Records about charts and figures
[Begin]
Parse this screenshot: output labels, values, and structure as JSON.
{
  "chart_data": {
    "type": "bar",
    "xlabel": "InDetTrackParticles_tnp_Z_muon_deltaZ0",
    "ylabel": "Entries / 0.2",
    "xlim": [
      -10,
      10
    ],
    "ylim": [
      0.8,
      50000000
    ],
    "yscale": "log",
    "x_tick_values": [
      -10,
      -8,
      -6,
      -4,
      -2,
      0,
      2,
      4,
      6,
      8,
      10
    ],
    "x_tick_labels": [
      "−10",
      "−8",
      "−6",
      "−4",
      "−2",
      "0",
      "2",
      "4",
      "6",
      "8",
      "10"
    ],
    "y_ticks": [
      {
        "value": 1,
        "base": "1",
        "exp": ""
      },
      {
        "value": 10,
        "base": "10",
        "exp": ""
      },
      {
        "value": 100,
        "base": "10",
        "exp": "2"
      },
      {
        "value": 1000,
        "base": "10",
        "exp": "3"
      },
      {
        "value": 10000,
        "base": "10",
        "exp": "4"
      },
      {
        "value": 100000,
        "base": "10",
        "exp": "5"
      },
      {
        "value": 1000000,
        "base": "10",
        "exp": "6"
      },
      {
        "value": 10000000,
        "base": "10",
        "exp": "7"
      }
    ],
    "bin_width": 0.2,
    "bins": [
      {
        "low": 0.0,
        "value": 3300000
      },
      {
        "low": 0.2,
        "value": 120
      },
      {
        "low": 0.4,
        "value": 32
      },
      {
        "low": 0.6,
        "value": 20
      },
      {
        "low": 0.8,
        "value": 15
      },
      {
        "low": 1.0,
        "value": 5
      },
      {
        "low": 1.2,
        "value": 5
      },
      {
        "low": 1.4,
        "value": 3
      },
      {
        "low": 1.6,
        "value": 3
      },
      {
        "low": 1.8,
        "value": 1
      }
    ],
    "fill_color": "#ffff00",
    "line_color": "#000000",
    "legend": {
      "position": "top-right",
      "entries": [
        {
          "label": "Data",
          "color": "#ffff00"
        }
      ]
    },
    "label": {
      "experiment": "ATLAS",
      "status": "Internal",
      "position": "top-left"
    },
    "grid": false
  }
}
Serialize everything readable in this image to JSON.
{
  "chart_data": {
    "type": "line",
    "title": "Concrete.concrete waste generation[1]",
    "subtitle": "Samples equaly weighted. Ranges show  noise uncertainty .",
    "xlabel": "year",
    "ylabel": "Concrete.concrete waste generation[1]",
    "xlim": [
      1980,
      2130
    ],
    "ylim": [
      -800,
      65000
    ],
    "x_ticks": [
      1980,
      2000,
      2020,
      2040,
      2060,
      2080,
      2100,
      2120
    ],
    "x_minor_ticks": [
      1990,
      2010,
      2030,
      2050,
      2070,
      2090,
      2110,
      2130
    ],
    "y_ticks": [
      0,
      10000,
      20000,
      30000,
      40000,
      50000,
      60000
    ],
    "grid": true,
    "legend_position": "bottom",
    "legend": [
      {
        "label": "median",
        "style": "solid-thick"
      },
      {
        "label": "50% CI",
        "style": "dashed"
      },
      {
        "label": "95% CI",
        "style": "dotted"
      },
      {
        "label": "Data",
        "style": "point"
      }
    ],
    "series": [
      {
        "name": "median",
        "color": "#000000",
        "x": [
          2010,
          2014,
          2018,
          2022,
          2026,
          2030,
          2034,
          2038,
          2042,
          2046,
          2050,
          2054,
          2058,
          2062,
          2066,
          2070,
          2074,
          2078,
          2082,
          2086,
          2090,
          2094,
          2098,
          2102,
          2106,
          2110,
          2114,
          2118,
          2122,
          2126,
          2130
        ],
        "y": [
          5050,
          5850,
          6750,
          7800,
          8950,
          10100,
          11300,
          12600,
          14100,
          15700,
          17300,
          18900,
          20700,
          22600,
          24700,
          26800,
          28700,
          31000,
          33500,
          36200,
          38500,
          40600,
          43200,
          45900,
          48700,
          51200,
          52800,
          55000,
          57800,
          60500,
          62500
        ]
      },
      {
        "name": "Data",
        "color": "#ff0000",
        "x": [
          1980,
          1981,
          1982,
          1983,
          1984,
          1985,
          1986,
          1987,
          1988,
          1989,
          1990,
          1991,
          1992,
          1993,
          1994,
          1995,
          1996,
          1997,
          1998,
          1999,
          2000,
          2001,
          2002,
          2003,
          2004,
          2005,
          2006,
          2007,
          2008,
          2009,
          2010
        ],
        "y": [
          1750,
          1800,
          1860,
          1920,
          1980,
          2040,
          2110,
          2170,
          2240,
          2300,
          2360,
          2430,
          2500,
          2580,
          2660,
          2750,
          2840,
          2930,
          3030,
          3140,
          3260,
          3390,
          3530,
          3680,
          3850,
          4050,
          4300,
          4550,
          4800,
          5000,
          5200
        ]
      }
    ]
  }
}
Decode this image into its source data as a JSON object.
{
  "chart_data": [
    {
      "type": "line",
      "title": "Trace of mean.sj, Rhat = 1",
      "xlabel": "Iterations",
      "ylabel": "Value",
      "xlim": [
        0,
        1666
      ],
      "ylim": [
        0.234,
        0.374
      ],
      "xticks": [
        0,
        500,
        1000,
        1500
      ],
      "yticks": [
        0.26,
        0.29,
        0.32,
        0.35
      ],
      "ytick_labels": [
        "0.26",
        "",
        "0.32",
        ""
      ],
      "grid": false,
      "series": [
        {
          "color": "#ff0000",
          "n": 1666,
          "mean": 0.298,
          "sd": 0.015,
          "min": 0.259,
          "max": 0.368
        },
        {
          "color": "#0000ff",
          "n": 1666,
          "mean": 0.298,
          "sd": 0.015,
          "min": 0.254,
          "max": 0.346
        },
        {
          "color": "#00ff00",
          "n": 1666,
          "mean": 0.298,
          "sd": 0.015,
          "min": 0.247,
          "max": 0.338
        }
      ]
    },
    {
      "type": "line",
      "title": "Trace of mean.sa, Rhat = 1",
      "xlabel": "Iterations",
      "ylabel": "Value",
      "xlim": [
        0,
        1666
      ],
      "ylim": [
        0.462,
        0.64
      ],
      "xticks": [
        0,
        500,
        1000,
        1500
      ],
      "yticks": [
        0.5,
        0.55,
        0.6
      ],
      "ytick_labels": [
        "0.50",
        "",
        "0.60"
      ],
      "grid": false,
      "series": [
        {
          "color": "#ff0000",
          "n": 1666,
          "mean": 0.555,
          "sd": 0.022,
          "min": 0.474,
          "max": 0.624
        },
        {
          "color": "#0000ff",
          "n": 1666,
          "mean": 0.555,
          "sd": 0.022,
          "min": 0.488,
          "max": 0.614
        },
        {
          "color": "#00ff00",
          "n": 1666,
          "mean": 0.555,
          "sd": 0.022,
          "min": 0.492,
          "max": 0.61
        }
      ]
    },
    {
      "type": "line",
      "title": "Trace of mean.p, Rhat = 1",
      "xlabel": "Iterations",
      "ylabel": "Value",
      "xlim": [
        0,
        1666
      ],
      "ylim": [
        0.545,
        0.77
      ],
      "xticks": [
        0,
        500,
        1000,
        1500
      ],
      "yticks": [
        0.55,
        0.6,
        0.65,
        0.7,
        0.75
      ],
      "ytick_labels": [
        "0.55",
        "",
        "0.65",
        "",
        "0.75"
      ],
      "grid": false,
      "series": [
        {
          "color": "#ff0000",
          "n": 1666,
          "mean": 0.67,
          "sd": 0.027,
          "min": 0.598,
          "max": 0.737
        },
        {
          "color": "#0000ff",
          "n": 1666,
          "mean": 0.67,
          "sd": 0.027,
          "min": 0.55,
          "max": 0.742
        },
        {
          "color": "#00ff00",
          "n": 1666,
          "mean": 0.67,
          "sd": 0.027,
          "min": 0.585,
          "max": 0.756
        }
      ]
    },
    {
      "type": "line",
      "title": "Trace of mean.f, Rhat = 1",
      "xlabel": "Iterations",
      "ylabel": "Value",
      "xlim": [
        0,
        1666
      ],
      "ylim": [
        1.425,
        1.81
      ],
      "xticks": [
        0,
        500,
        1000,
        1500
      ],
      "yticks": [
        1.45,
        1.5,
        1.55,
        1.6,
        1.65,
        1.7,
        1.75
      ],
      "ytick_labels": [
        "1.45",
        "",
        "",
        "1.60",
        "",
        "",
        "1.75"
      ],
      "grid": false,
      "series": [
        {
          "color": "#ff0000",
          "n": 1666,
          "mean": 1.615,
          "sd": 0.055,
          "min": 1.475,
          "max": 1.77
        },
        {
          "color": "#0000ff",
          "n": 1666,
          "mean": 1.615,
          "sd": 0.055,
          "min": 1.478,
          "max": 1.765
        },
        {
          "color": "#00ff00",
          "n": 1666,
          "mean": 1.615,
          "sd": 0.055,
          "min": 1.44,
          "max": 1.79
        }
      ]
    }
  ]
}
[End]
### To be done
Tell how many lines hold the string "Rhat", giving the number and nothing else.

### Exercise answer
4